_What needs to be done_. Pick out the lines below that include the string "this".

▽

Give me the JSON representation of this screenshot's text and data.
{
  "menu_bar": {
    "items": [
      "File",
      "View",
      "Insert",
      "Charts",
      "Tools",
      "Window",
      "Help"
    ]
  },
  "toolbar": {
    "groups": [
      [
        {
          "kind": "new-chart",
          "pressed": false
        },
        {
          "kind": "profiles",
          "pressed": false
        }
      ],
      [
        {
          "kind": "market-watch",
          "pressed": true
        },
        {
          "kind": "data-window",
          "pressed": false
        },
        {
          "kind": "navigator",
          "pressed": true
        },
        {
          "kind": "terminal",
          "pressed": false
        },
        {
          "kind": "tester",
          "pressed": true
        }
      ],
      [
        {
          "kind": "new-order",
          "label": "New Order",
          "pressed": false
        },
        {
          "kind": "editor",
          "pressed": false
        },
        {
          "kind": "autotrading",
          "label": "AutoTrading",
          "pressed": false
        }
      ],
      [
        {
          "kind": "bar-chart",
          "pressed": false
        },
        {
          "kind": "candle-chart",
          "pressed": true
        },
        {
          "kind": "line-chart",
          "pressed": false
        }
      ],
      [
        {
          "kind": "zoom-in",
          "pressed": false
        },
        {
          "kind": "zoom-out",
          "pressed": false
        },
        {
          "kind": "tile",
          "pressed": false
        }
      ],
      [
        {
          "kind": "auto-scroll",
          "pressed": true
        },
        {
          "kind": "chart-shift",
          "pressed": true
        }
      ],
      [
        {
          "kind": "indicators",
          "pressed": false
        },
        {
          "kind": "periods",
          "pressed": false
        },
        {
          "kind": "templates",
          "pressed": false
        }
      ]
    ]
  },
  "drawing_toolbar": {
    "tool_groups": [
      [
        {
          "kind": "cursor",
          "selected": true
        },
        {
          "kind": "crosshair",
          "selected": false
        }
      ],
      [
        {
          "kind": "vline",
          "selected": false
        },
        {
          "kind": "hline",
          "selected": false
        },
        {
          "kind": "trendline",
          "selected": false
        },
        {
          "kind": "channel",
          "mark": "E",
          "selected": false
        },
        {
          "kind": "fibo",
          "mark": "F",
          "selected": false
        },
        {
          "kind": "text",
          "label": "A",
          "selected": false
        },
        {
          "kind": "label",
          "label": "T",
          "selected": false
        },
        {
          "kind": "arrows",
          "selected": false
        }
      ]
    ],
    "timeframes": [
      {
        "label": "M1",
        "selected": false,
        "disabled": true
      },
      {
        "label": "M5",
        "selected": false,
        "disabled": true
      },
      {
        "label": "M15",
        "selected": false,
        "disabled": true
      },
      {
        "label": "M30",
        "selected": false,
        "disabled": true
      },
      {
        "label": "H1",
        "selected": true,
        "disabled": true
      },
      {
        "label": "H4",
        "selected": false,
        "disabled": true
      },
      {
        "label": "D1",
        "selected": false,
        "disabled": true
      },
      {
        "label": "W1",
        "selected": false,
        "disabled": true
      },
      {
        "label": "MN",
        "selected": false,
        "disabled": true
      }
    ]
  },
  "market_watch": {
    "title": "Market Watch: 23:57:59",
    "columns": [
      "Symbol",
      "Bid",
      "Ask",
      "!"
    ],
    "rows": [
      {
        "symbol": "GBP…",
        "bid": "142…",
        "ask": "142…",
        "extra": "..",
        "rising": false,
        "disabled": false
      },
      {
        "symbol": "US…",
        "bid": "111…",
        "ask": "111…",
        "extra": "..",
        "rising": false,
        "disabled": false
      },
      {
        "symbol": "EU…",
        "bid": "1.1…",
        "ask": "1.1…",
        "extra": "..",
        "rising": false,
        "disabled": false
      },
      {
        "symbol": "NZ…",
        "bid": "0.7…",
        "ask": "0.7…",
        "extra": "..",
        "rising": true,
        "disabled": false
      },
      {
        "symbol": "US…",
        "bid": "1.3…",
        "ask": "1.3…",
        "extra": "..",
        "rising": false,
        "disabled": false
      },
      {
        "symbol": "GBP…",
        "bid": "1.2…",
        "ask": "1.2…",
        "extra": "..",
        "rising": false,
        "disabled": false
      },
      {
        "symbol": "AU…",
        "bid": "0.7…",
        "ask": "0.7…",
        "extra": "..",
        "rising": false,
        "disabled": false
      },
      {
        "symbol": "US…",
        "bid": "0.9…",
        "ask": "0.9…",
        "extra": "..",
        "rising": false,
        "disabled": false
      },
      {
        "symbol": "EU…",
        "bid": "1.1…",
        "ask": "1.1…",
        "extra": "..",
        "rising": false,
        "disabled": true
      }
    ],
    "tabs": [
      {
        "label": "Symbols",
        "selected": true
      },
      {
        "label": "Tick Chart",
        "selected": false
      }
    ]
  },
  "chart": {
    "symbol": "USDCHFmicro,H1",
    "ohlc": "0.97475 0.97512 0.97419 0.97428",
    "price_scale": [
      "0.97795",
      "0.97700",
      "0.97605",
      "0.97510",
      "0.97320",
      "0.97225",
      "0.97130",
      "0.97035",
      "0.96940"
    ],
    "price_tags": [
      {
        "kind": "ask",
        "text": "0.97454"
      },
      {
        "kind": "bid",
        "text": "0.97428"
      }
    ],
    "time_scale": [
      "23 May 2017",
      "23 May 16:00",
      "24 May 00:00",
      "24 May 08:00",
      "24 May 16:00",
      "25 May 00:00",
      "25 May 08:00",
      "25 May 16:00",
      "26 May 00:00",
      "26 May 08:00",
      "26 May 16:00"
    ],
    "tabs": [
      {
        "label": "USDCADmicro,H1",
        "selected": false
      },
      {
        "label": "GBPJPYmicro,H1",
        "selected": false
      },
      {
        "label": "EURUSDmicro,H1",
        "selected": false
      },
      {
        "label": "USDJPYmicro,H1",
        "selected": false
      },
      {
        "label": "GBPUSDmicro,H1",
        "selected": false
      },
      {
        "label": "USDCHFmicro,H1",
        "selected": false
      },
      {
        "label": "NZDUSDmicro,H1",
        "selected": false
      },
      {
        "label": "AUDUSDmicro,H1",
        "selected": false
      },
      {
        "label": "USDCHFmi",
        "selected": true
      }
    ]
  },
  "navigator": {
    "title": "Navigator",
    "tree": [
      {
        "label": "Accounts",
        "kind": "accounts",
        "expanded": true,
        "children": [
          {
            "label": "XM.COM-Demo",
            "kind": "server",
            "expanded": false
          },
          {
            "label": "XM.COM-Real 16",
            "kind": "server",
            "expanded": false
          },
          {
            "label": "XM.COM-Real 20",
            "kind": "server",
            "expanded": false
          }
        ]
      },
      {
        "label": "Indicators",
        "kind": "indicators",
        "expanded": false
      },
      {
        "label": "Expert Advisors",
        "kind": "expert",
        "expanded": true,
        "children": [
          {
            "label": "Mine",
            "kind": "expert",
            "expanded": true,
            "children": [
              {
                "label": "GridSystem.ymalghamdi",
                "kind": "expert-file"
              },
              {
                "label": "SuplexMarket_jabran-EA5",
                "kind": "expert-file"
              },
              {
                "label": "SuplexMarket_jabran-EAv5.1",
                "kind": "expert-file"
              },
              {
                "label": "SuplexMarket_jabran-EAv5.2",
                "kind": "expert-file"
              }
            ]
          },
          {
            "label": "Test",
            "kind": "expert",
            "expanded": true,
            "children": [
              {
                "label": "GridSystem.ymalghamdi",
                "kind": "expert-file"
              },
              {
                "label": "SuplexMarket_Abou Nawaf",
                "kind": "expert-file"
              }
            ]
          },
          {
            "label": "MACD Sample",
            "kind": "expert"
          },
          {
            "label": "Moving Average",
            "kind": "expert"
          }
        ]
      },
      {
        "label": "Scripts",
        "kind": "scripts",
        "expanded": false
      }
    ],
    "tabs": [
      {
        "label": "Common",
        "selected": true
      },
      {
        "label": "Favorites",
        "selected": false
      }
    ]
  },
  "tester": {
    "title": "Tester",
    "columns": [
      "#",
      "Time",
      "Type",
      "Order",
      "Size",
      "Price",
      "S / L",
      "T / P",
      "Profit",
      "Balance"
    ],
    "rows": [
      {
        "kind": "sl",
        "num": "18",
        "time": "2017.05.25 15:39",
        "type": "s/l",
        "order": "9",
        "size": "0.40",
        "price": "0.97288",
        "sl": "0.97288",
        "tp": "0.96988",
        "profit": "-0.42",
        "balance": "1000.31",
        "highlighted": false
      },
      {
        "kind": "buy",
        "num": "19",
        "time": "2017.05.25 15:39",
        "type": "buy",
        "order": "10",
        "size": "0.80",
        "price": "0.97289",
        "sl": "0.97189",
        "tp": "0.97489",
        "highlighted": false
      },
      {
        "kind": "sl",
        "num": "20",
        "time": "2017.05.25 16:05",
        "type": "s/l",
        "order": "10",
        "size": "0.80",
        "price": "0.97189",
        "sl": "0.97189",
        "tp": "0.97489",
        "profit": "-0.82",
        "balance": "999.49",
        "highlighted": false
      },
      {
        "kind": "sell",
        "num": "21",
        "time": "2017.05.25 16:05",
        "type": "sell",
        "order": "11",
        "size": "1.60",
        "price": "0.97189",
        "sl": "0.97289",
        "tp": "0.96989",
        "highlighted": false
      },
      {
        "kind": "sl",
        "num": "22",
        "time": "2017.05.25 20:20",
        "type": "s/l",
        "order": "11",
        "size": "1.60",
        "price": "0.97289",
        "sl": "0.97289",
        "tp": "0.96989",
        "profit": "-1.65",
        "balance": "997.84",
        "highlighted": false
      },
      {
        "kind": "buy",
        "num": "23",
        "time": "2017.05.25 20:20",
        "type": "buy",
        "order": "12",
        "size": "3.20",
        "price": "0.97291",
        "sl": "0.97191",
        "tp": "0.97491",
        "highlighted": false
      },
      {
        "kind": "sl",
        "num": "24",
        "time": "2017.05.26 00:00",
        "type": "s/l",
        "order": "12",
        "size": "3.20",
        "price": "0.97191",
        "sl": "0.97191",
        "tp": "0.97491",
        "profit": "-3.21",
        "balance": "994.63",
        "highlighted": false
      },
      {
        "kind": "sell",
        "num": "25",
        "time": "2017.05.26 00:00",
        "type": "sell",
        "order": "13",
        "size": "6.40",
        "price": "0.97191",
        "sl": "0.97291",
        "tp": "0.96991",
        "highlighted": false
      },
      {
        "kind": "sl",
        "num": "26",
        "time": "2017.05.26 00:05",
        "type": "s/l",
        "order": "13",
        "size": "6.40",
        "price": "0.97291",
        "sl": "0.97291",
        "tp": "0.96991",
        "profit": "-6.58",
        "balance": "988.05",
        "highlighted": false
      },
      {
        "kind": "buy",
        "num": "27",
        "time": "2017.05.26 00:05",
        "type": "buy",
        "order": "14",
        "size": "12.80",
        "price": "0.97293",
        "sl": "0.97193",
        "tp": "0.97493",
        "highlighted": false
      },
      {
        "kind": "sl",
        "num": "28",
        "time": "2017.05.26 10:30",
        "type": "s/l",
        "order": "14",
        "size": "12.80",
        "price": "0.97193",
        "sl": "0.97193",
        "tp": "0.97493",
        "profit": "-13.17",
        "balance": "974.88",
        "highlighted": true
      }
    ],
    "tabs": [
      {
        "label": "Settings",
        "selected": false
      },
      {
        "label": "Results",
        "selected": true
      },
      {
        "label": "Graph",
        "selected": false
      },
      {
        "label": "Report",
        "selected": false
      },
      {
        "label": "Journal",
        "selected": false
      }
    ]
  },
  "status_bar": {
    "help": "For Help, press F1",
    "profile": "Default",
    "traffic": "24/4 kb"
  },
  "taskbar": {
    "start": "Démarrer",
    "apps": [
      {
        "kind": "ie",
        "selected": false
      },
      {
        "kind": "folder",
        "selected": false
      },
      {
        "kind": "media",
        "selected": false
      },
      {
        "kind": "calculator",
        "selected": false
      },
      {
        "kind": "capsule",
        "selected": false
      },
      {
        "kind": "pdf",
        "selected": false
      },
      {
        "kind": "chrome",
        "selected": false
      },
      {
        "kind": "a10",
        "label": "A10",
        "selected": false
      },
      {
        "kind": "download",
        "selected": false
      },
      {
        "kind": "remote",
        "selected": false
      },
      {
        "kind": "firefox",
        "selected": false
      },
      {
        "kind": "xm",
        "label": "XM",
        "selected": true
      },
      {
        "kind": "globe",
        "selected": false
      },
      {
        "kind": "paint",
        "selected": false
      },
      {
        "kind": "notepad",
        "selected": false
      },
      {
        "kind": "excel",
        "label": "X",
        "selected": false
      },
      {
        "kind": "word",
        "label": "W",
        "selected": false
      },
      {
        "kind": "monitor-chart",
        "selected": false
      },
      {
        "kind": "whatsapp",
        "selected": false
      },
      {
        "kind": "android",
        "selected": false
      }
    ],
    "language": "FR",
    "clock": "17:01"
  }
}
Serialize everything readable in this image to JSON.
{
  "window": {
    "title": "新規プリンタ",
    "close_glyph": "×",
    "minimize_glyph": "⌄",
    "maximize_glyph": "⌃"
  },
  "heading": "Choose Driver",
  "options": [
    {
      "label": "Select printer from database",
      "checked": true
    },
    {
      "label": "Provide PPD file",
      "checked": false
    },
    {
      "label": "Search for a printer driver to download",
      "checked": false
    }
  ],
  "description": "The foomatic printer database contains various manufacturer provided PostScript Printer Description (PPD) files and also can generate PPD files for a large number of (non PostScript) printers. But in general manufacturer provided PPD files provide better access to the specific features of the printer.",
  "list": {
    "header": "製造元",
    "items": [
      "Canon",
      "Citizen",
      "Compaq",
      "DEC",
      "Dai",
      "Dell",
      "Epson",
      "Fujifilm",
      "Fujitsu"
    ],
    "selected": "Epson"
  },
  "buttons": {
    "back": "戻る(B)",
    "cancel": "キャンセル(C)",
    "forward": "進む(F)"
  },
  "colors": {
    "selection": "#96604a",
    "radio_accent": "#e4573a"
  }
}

△

_Task solution_.
Give me the JSON representation of this screenshot's text and data.
Serialize everything readable in this image to JSON.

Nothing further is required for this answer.